__Problem details__:
Make an exact copy of all the entries, with the pictures left out.

BEGIN Records for this exercise

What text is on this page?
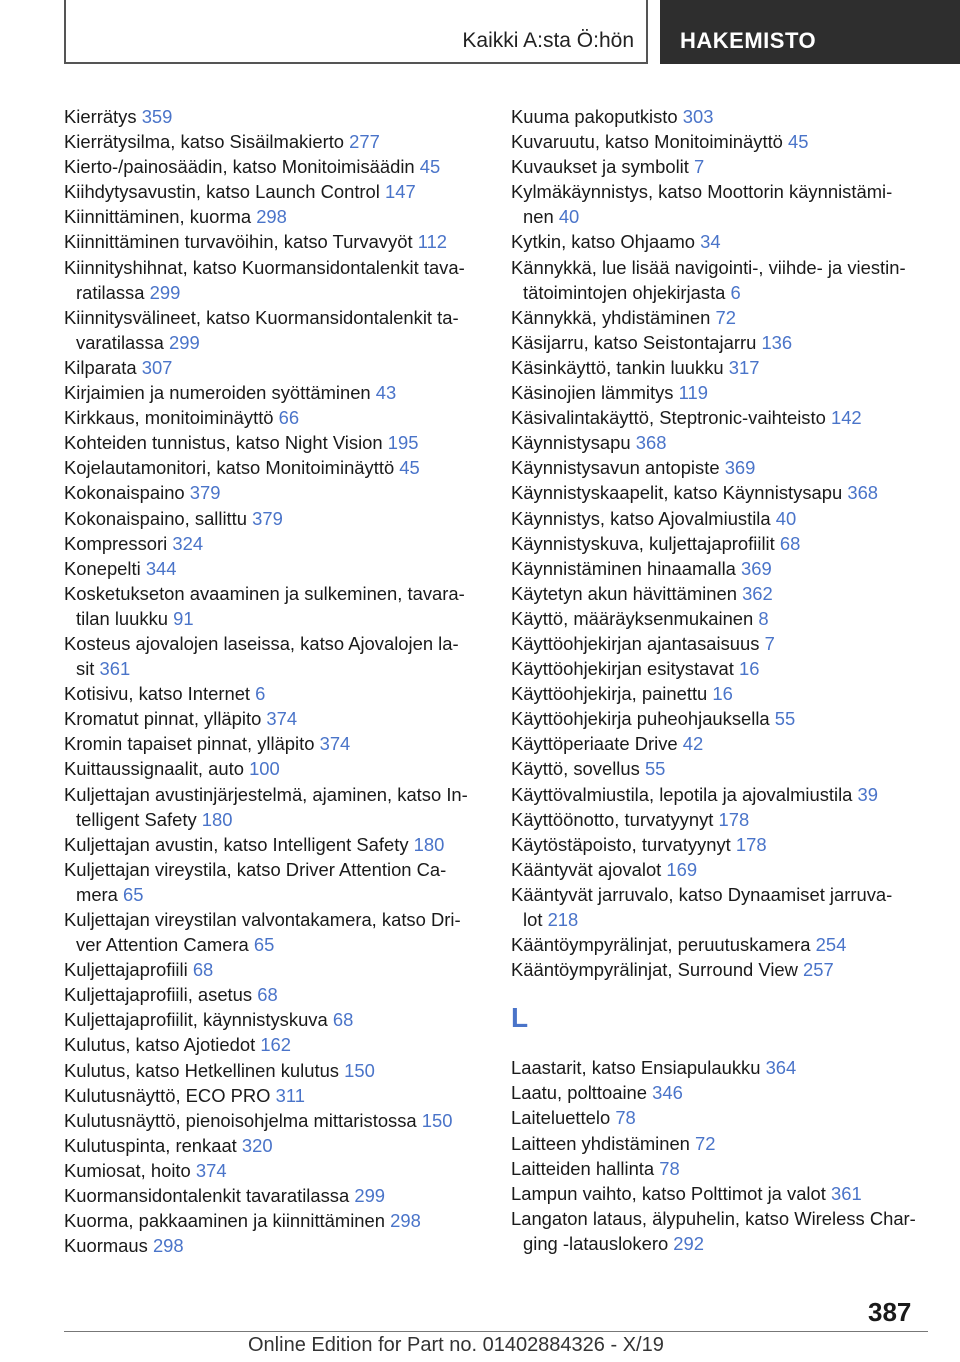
Kaikki A:sta Ö:hön HAKEMISTO
Kierrätys 359
Kierrätysilma, katso Sisäilmakierto 277
Kierto-/painosäädin, katso Monitoimisäädin 45
Kiihdytysavustin, katso Launch Control 147
Kiinnittäminen, kuorma 298
Kiinnittäminen turvavöihin, katso Turvavyöt 112
Kiinnityshihnat, katso Kuormansidontalenkit tava-
ratilassa 299
Kiinnitysvälineet, katso Kuormansidontalenkit ta-
varatilassa 299
Kilparata 307
Kirjaimien ja numeroiden syöttäminen 43
Kirkkaus, monitoiminäyttö 66
Kohteiden tunnistus, katso Night Vision 195
Kojelautamonitori, katso Monitoiminäyttö 45
Kokonaispaino 379
Kokonaispaino, sallittu 379
Kompressori 324
Konepelti 344
Kosketukseton avaaminen ja sulkeminen, tavara-
tilan luukku 91
Kosteus ajovalojen laseissa, katso Ajovalojen la-
sit 361
Kotisivu, katso Internet 6
Kromatut pinnat, ylläpito 374
Kromin tapaiset pinnat, ylläpito 374
Kuittaussignaalit, auto 100
Kuljettajan avustinjärjestelmä, ajaminen, katso In-
telligent Safety 180
Kuljettajan avustin, katso Intelligent Safety 180
Kuljettajan vireystila, katso Driver Attention Ca-
mera 65
Kuljettajan vireystilan valvontakamera, katso Dri-
ver Attention Camera 65
Kuljettajaprofiili 68
Kuljettajaprofiili, asetus 68
Kuljettajaprofiilit, käynnistyskuva 68
Kulutus, katso Ajotiedot 162
Kulutus, katso Hetkellinen kulutus 150
Kulutusnäyttö, ECO PRO 311
Kulutusnäyttö, pienoisohjelma mittaristossa 150
Kulutuspinta, renkaat 320
Kumiosat, hoito 374
Kuormansidontalenkit tavaratilassa 299
Kuorma, pakkaaminen ja kiinnittäminen 298
Kuormaus 298
Kuuma pakoputkisto 303
Kuvaruutu, katso Monitoiminäyttö 45
Kuvaukset ja symbolit 7
Kylmäkäynnistys, katso Moottorin käynnistämi-
nen 40
Kytkin, katso Ohjaamo 34
Kännykkä, lue lisää navigointi-, viihde- ja viestin-
tätoimintojen ohjekirjasta 6
Kännykkä, yhdistäminen 72
Käsijarru, katso Seistontajarru 136
Käsinkäyttö, tankin luukku 317
Käsinojien lämmitys 119
Käsivalintakäyttö, Steptronic-vaihteisto 142
Käynnistysapu 368
Käynnistysavun antopiste 369
Käynnistyskaapelit, katso Käynnistysapu 368
Käynnistys, katso Ajovalmiustila 40
Käynnistyskuva, kuljettajaprofiilit 68
Käynnistäminen hinaamalla 369
Käytetyn akun hävittäminen 362
Käyttö, määräyksenmukainen 8
Käyttöohjekirjan ajantasaisuus 7
Käyttöohjekirjan esitystavat 16
Käyttöohjekirja, painettu 16
Käyttöohjekirja puheohjauksella 55
Käyttöperiaate Drive 42
Käyttö, sovellus 55
Käyttövalmiustila, lepotila ja ajovalmiustila 39
Käyttöönotto, turvatyynyt 178
Käytöstäpoisto, turvatyynyt 178
Kääntyvät ajovalot 169
Kääntyvät jarruvalo, katso Dynaamiset jarruva-
lot 218
Kääntöympyrälinjat, peruutuskamera 254
Kääntöympyrälinjat, Surround View 257
L
Laastarit, katso Ensiapulaukku 364
Laatu, polttoaine 346
Laiteluettelo 78
Laitteen yhdistäminen 72
Laitteiden hallinta 78
Lampun vaihto, katso Polttimot ja valot 361
Langaton lataus, älypuhelin, katso Wireless Char-
ging -latauslokero 292
387
Online Edition for Part no. 01402884326 - X/19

END Records for this exercise

__In response__:
What text is on this page?
Kaikki A:sta Ö:hön HAKEMISTO
Kierrätys 359
Kierrätysilma, katso Sisäilmakierto 277
Kierto-/painosäädin, katso Monitoimisäädin 45
Kiihdytysavustin, katso Launch Control 147
Kiinnittäminen, kuorma 298
Kiinnittäminen turvavöihin, katso Turvavyöt 112
Kiinnityshihnat, katso Kuormansidontalenkit tava-
ratilassa 299
Kiinnitysvälineet, katso Kuormansidontalenkit ta-
varatilassa 299
Kilparata 307
Kirjaimien ja numeroiden syöttäminen 43
Kirkkaus, monitoiminäyttö 66
Kohteiden tunnistus, katso Night Vision 195
Kojelautamonitori, katso Monitoiminäyttö 45
Kokonaispaino 379
Kokonaispaino, sallittu 379
Kompressori 324
Konepelti 344
Kosketukseton avaaminen ja sulkeminen, tavara-
tilan luukku 91
Kosteus ajovalojen laseissa, katso Ajovalojen la-
sit 361
Kotisivu, katso Internet 6
Kromatut pinnat, ylläpito 374
Kromin tapaiset pinnat, ylläpito 374
Kuittaussignaalit, auto 100
Kuljettajan avustinjärjestelmä, ajaminen, katso In-
telligent Safety 180
Kuljettajan avustin, katso Intelligent Safety 180
Kuljettajan vireystila, katso Driver Attention Ca-
mera 65
Kuljettajan vireystilan valvontakamera, katso Dri-
ver Attention Camera 65
Kuljettajaprofiili 68
Kuljettajaprofiili, asetus 68
Kuljettajaprofiilit, käynnistyskuva 68
Kulutus, katso Ajotiedot 162
Kulutus, katso Hetkellinen kulutus 150
Kulutusnäyttö, ECO PRO 311
Kulutusnäyttö, pienoisohjelma mittaristossa 150
Kulutuspinta, renkaat 320
Kumiosat, hoito 374
Kuormansidontalenkit tavaratilassa 299
Kuorma, pakkaaminen ja kiinnittäminen 298
Kuormaus 298
Kuuma pakoputkisto 303
Kuvaruutu, katso Monitoiminäyttö 45
Kuvaukset ja symbolit 7
Kylmäkäynnistys, katso Moottorin käynnistämi-
nen 40
Kytkin, katso Ohjaamo 34
Kännykkä, lue lisää navigointi-, viihde- ja viestin-
tätoimintojen ohjekirjasta 6
Kännykkä, yhdistäminen 72
Käsijarru, katso Seistontajarru 136
Käsinkäyttö, tankin luukku 317
Käsinojien lämmitys 119
Käsivalintakäyttö, Steptronic-vaihteisto 142
Käynnistysapu 368
Käynnistysavun antopiste 369
Käynnistyskaapelit, katso Käynnistysapu 368
Käynnistys, katso Ajovalmiustila 40
Käynnistyskuva, kuljettajaprofiilit 68
Käynnistäminen hinaamalla 369
Käytetyn akun hävittäminen 362
Käyttö, määräyksenmukainen 8
Käyttöohjekirjan ajantasaisuus 7
Käyttöohjekirjan esitystavat 16
Käyttöohjekirja, painettu 16
Käyttöohjekirja puheohjauksella 55
Käyttöperiaate Drive 42
Käyttö, sovellus 55
Käyttövalmiustila, lepotila ja ajovalmiustila 39
Käyttöönotto, turvatyynyt 178
Käytöstäpoisto, turvatyynyt 178
Kääntyvät ajovalot 169
Kääntyvät jarruvalo, katso Dynaamiset jarruva-
lot 218
Kääntöympyrälinjat, peruutuskamera 254
Kääntöympyrälinjat, Surround View 257
L
Laastarit, katso Ensiapulaukku 364
Laatu, polttoaine 346
Laiteluettelo 78
Laitteen yhdistäminen 72
Laitteiden hallinta 78
Lampun vaihto, katso Polttimot ja valot 361
Langaton lataus, älypuhelin, katso Wireless Char-
ging -latauslokero 292
387
Online Edition for Part no. 01402884326 - X/19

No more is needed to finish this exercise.